# Dummy pipeline - step 5: merge and sort elements

This step merge result of conversion from octal and binary files and sorts results and then writes them into an output file.

Input formats:

        ([index]:[value])(\s[index]:[value])*
        3:A 5:T 2:r ...
               
It also log some metrics using **MLflow tracking**.

In [None]:
# Parameters
"""
:param str char_from_bin: path to converted data from binary input file
:param str char_from_octal: path to converted data from octal input file
:param str result_file: path to the result output file
:param str mlflow_output: mlflow tracking output directory
:dvc-in char_from_bin:  ./dummy/data/data_conv_from_bin.txt
:dvc-in char_from_octal:  ./dummy/data/data_conv_from_octal.txt
:dvc-out result_file : ./dummy/data/result.txt
:dvc-out mlflow_output: ./dummy/data/mlflow
"""
# Value of parameters for this Jupyter Notebook only
# the notebook is in ./dummy/pipeline/notebooks
char_from_bin = '../../data/data_conv_from_bin.txt'
char_from_octal = '../../data/data_conv_from_octal.txt'
result_file = '../../data/result.txt'
mlflow_output = '../../data/mlflow'

In [None]:
with open(char_from_bin, 'r') as fd:
    data = [value for value in fd.read().split()]   

In [None]:
with open(char_from_octal, 'r') as fd:
    data += [value for value in fd.read().split()]  

In [None]:
results = [d.split('=')[1] if d.split('=')[1] else ' '  for d in sorted(data, key=lambda d: int(d.split('=')[0]))]

In [None]:
"""
MLflow section 

Not useful in this case, it is just a dummy usage to show how it works
For selected slices of data we want to count some letter occurences

First we should set the output main directory using mlflow.set_tracking_uri

Then we want to log metrics according to parameters for each run
    start a run: mlflow.start_run
    parameters:  mlflow.log_param
    metrics:     mlflow.log_metric
"""
from collections import Counter
import mlflow
import itertools
# Set ouput directory 
mlflow.set_tracking_uri(mlflow_output)

# For each slice of data we will inspect we want to log
# metrics about letters occurences according to the slice size and the starting index
for slice_size, start_idx in itertools.product((20, 50, 70), (0, len(results) // 2)):
     with mlflow.start_run():
        # Log run parameters
        mlflow.log_param('slice_size', slice_size)
        mlflow.log_param('start_index', start_idx)
        
        extract = results[start_idx : start_idx + slice_size]
        occurences = Counter(extract)
        
        # Log run metrics for given parameters
        mlflow.log_metric('nb_a', occurences.get('a', 0))
        mlflow.log_metric('nb_e', occurences.get('e', 0))
        mlflow.log_metric('nb_letter_present_more_than_8', sum([v for k, v in occurences.items() if v >= 8]))

In [None]:
with open(result_file, 'w') as fd:
    fd.write(''.join(results))
    fd.write('\n')

In [None]:
# No effect
print(''.join(results))

::::::::::

● Exercise:
Summarize the notebook above in two sentences. The listing that comes next has no connection to the notebook above.

[Spatial layout listing]
::::::::::

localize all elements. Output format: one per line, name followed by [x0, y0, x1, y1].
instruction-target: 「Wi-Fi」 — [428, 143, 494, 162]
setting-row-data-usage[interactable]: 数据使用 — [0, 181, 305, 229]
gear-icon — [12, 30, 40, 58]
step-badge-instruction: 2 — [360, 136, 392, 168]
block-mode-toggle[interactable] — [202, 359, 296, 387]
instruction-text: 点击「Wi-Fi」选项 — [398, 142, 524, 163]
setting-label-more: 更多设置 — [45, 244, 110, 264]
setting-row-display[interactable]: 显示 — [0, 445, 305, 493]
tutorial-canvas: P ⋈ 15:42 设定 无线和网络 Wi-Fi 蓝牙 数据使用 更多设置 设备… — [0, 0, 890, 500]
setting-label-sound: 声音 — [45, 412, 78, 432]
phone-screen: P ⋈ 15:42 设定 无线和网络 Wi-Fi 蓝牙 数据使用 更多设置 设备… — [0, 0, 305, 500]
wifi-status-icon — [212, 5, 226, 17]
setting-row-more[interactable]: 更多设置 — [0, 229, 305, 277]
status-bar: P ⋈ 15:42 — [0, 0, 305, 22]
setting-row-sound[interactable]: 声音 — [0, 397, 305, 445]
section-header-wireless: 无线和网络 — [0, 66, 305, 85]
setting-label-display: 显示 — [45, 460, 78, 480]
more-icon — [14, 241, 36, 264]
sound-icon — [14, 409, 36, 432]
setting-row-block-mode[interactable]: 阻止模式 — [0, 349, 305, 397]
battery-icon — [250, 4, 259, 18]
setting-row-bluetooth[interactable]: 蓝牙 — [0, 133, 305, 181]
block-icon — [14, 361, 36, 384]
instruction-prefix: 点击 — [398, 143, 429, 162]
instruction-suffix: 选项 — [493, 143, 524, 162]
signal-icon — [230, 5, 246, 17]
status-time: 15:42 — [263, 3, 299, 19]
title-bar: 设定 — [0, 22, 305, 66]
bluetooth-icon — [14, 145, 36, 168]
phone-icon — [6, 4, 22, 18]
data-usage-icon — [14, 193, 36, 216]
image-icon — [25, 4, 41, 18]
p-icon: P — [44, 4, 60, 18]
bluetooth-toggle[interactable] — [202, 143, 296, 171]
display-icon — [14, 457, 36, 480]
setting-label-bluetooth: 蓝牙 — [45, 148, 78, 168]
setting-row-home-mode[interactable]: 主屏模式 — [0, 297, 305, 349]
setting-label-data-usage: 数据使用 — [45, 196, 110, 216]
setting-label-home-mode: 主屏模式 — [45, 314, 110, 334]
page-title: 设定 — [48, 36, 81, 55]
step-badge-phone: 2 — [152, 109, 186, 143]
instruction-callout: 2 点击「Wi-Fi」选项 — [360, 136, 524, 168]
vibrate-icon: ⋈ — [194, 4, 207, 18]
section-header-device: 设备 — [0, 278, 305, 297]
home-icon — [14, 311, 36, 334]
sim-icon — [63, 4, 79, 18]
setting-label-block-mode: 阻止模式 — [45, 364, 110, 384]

::::::::::

● Output of the exercise:
This step merges the data converted from the binary and octal input files, sorts the results, and writes them to an output file. It also logs metrics with MLflow tracking, a dummy usage that counts letter occurrences in selected slices of the data to show how MLflow works.